● TASK BRIEF
Each line of the listing must be transcribed exactly, except for the images, which should be excluded.

● INFORMATION SHOWN
____

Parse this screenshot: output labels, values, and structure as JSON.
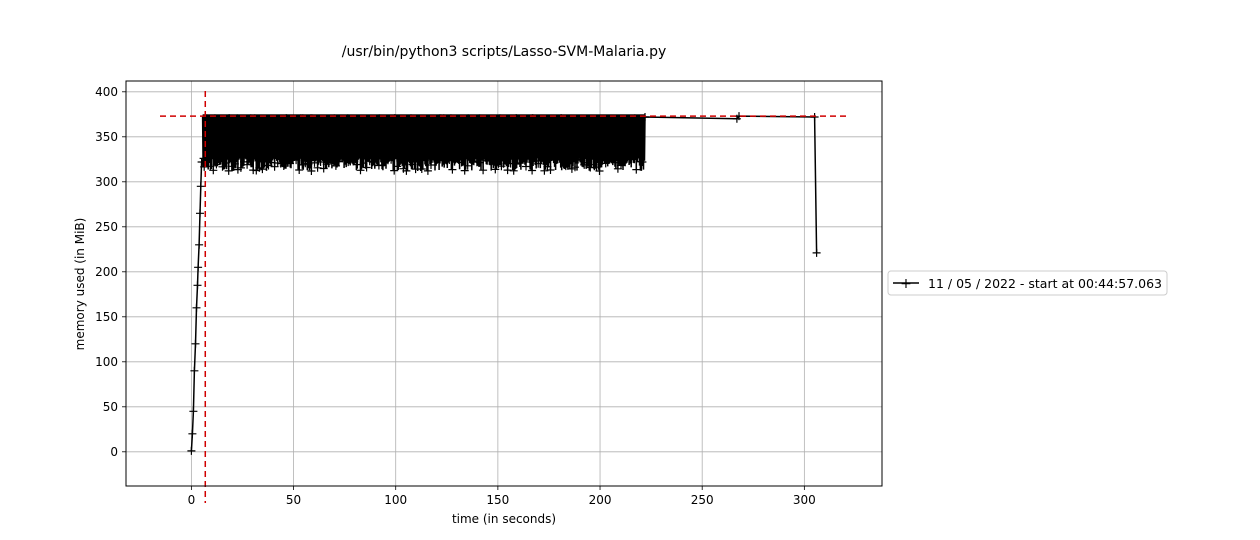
{
  "chart_data": {
    "type": "line",
    "title": "/usr/bin/python3 scripts/Lasso-SVM-Malaria.py",
    "xlabel": "time (in seconds)",
    "ylabel": "memory used (in MiB)",
    "xlim": [
      -32,
      338
    ],
    "ylim": [
      -38,
      412
    ],
    "xticks": [
      0,
      50,
      100,
      150,
      200,
      250,
      300
    ],
    "yticks": [
      0,
      50,
      100,
      150,
      200,
      250,
      300,
      350,
      400
    ],
    "grid": true,
    "legend_position": "outside-right",
    "series": [
      {
        "name": "11 / 05 / 2022 - start at 00:44:57.063",
        "color": "#000000",
        "marker": "+",
        "ramp": [
          [
            0,
            1
          ],
          [
            0.5,
            20
          ],
          [
            1,
            45
          ],
          [
            1.5,
            90
          ],
          [
            2,
            120
          ],
          [
            2.5,
            160
          ],
          [
            3,
            185
          ],
          [
            3.3,
            205
          ],
          [
            3.8,
            230
          ],
          [
            4.2,
            265
          ],
          [
            4.6,
            295
          ],
          [
            5,
            322
          ],
          [
            6,
            326
          ]
        ],
        "oscillation": {
          "x_start": 5.5,
          "x_end": 222,
          "y_low": 312,
          "y_high": 375
        },
        "plateau": [
          [
            222,
            372
          ],
          [
            267,
            370
          ],
          [
            268,
            373
          ],
          [
            305,
            372
          ],
          [
            306,
            221
          ]
        ]
      }
    ],
    "markers": {
      "color": "#d00000",
      "peak_x": 6.8,
      "peak_y": 373
    }
  }
}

____

● ANSWER
Parse this screenshot: output labels, values, and structure as JSON.
{
  "chart_data": {
    "type": "line",
    "title": "/usr/bin/python3 scripts/Lasso-SVM-Malaria.py",
    "xlabel": "time (in seconds)",
    "ylabel": "memory used (in MiB)",
    "xlim": [
      -32,
      338
    ],
    "ylim": [
      -38,
      412
    ],
    "xticks": [
      0,
      50,
      100,
      150,
      200,
      250,
      300
    ],
    "yticks": [
      0,
      50,
      100,
      150,
      200,
      250,
      300,
      350,
      400
    ],
    "grid": true,
    "legend_position": "outside-right",
    "series": [
      {
        "name": "11 / 05 / 2022 - start at 00:44:57.063",
        "color": "#000000",
        "marker": "+",
        "ramp": [
          [
            0,
            1
          ],
          [
            0.5,
            20
          ],
          [
            1,
            45
          ],
          [
            1.5,
            90
          ],
          [
            2,
            120
          ],
          [
            2.5,
            160
          ],
          [
            3,
            185
          ],
          [
            3.3,
            205
          ],
          [
            3.8,
            230
          ],
          [
            4.2,
            265
          ],
          [
            4.6,
            295
          ],
          [
            5,
            322
          ],
          [
            6,
            326
          ]
        ],
        "oscillation": {
          "x_start": 5.5,
          "x_end": 222,
          "y_low": 312,
          "y_high": 375
        },
        "plateau": [
          [
            222,
            372
          ],
          [
            267,
            370
          ],
          [
            268,
            373
          ],
          [
            305,
            372
          ],
          [
            306,
            221
          ]
        ]
      }
    ],
    "markers": {
      "color": "#d00000",
      "peak_x": 6.8,
      "peak_y": 373
    }
  }
}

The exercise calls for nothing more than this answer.